_Task requirements_
From the entries below, extract every line that includes the word "ajan".

_Supplied data_
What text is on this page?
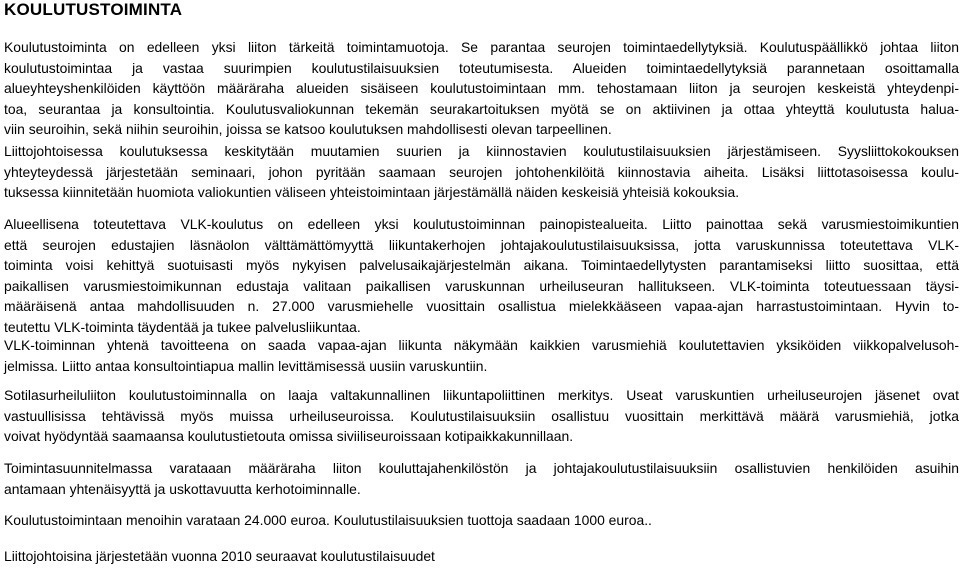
KOULUTUSTOIMINTA
Koulutustoiminta on edelleen yksi liiton tärkeitä toimintamuotoja. Se parantaa seurojen toimintaedellytyksiä. Koulutuspäällikkö johtaa liiton
koulutustoimintaa ja vastaa suurimpien koulutustilaisuuksien toteutumisesta. Alueiden toimintaedellytyksiä parannetaan osoittamalla
alueyhteyshenkilöiden käyttöön määräraha alueiden sisäiseen koulutustoimintaan mm. tehostamaan liiton ja seurojen keskeistä yhteydenpi-
toa, seurantaa ja konsultointia. Koulutusvaliokunnan tekemän seurakartoituksen myötä se on aktiivinen ja ottaa yhteyttä koulutusta halua-
viin seuroihin, sekä niihin seuroihin, joissa se katsoo koulutuksen mahdollisesti olevan tarpeellinen.
Liittojohtoisessa koulutuksessa keskitytään muutamien suurien ja kiinnostavien koulutustilaisuuksien järjestämiseen. Syysliittokokouksen
yhteyteydessä järjestetään seminaari, johon pyritään saamaan seurojen johtohenkilöitä kiinnostavia aiheita. Lisäksi liittotasoisessa koulu-
tuksessa kiinnitetään huomiota valiokuntien väliseen yhteistoimintaan järjestämällä näiden keskeisiä yhteisiä kokouksia.
Alueellisena toteutettava VLK-koulutus on edelleen yksi koulutustoiminnan painopistealueita. Liitto painottaa sekä varusmiestoimikuntien
että seurojen edustajien läsnäolon välttämättömyyttä liikuntakerhojen johtajakoulutustilaisuuksissa, jotta varuskunnissa toteutettava VLK-
toiminta voisi kehittyä suotuisasti myös nykyisen palvelusaikajärjestelmän aikana. Toimintaedellytysten parantamiseksi liitto suosittaa, että
paikallisen varusmiestoimikunnan edustaja valitaan paikallisen varuskunnan urheiluseuran hallitukseen. VLK-toiminta toteutuessaan täysi-
määräisenä antaa mahdollisuuden n. 27.000 varusmiehelle vuosittain osallistua mielekkääseen vapaa-ajan harrastustoimintaan. Hyvin to-
teutettu VLK-toiminta täydentää ja tukee palvelusliikuntaa.
VLK-toiminnan yhtenä tavoitteena on saada vapaa-ajan liikunta näkymään kaikkien varusmiehiä koulutettavien yksiköiden viikkopalvelusoh-
jelmissa. Liitto antaa konsultointiapua mallin levittämisessä uusiin varuskuntiin.
Sotilasurheiluliiton koulutustoiminnalla on laaja valtakunnallinen liikuntapoliittinen merkitys. Useat varuskuntien urheiluseurojen jäsenet ovat
vastuullisissa tehtävissä myös muissa urheiluseuroissa. Koulutustilaisuuksiin osallistuu vuosittain merkittävä määrä varusmiehiä, jotka
voivat hyödyntää saamaansa koulutustietouta omissa siviiliseuroissaan kotipaikkakunnillaan.
Toimintasuunnitelmassa varataaan määräraha liiton kouluttajahenkilöstön ja johtajakoulutustilaisuuksiin osallistuvien henkilöiden asuihin
antamaan yhtenäisyyttä ja uskottavuutta kerhotoiminnalle.
Koulutustoimintaan menoihin varataan 24.000 euroa. Koulutustilaisuuksien tuottoja saadaan 1000 euroa..
Liittojohtoisina järjestetään vuonna 2010 seuraavat koulutustilaisuudet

_Finished exercise_
määräisenä antaa mahdollisuuden n. 27.000 varusmiehelle vuosittain osallistua mielekkääseen vapaa-ajan harrastustoimintaan. Hyvin to-
VLK-toiminnan yhtenä tavoitteena on saada vapaa-ajan liikunta näkymään kaikkien varusmiehiä koulutettavien yksiköiden viikkopalvelusoh-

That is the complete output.